GIVEN INSTRUCTION: Pull every line containing "free" from the entries.

Records contained in a dataset:
□ □ □ □ □

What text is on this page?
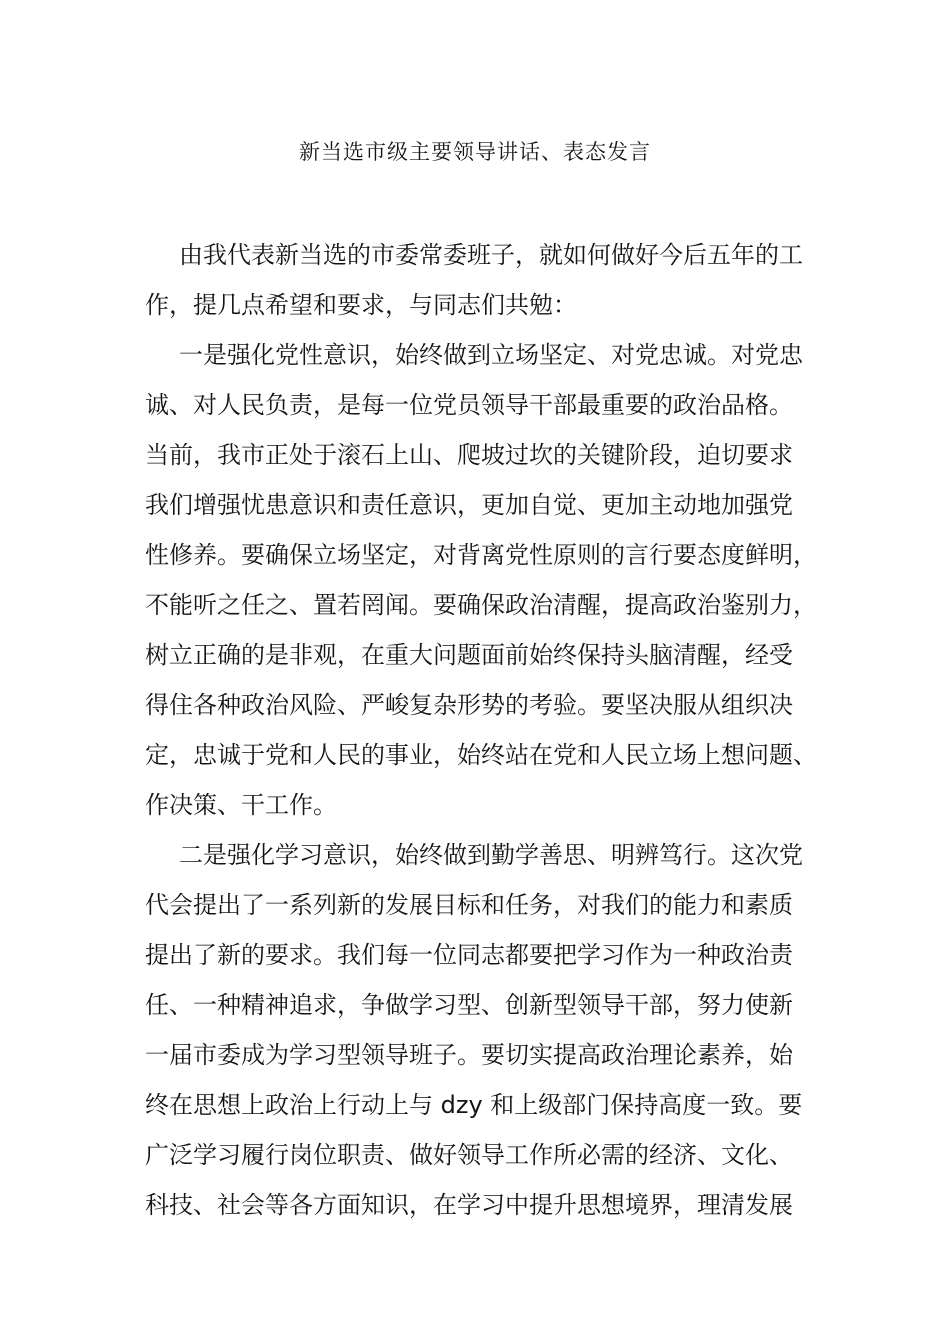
新当选市级主要领导讲话、表态发言
由我代表新当选的市委常委班子，就如何做好今后五年的工
作，提几点希望和要求，与同志们共勉：
一是强化党性意识，始终做到立场坚定、对党忠诚。对党忠
诚、对人民负责，是每一位党员领导干部最重要的政治品格。
当前，我市正处于滚石上山、爬坡过坎的关键阶段，迫切要求
我们增强忧患意识和责任意识，更加自觉、更加主动地加强党
性修养。要确保立场坚定，对背离党性原则的言行要态度鲜明，
不能听之任之、置若罔闻。要确保政治清醒，提高政治鉴别力，
树立正确的是非观，在重大问题面前始终保持头脑清醒，经受
得住各种政治风险、严峻复杂形势的考验。要坚决服从组织决
定，忠诚于党和人民的事业，始终站在党和人民立场上想问题、
作决策、干工作。
二是强化学习意识，始终做到勤学善思、明辨笃行。这次党
代会提出了一系列新的发展目标和任务，对我们的能力和素质
提出了新的要求。我们每一位同志都要把学习作为一种政治责
任、一种精神追求，争做学习型、创新型领导干部，努力使新
一届市委成为学习型领导班子。要切实提高政治理论素养，始
终在思想上政治上行动上与 dzy 和上级部门保持高度一致。要
广泛学习履行岗位职责、做好领导工作所必需的经济、文化、
科技、社会等各方面知识，在学习中提升思想境界，理清发展
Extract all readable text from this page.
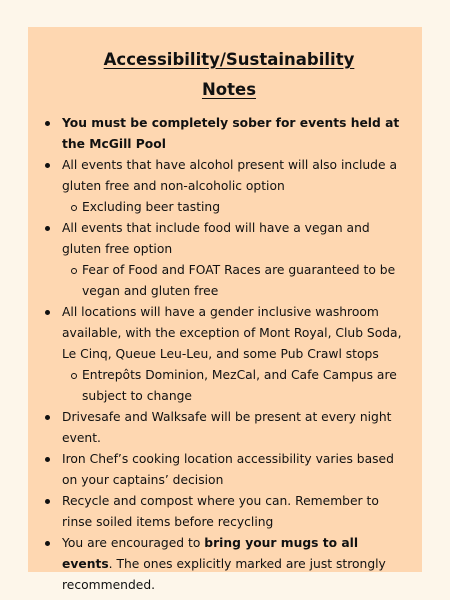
Accessibility/Sustainability
Notes
You must be completely sober for events held at the McGill Pool
All events that have alcohol present will also include a gluten free and non-alcoholic option
Excluding beer tasting
All events that include food will have a vegan and gluten free option
Fear of Food and FOAT Races are guaranteed to be vegan and gluten free
All locations will have a gender inclusive washroom available, with the exception of Mont Royal, Club Soda, Le Cinq, Queue Leu-Leu, and some Pub Crawl stops
Entrepôts Dominion, MezCal, and Cafe Campus are subject to change
Drivesafe and Walksafe will be present at every night event.
Iron Chef’s cooking location accessibility varies based on your captains’ decision
Recycle and compost where you can. Remember to rinse soiled items before recycling
You are encouraged to bring your mugs to all events. The ones explicitly marked are just strongly recommended.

□ □ □ □ □

FULL OUTPUT:
All events that have alcohol present will also include a gluten free and non-alcoholic option
All events that include food will have a vegan and gluten free option
Fear of Food and FOAT Races are guaranteed to be vegan and gluten free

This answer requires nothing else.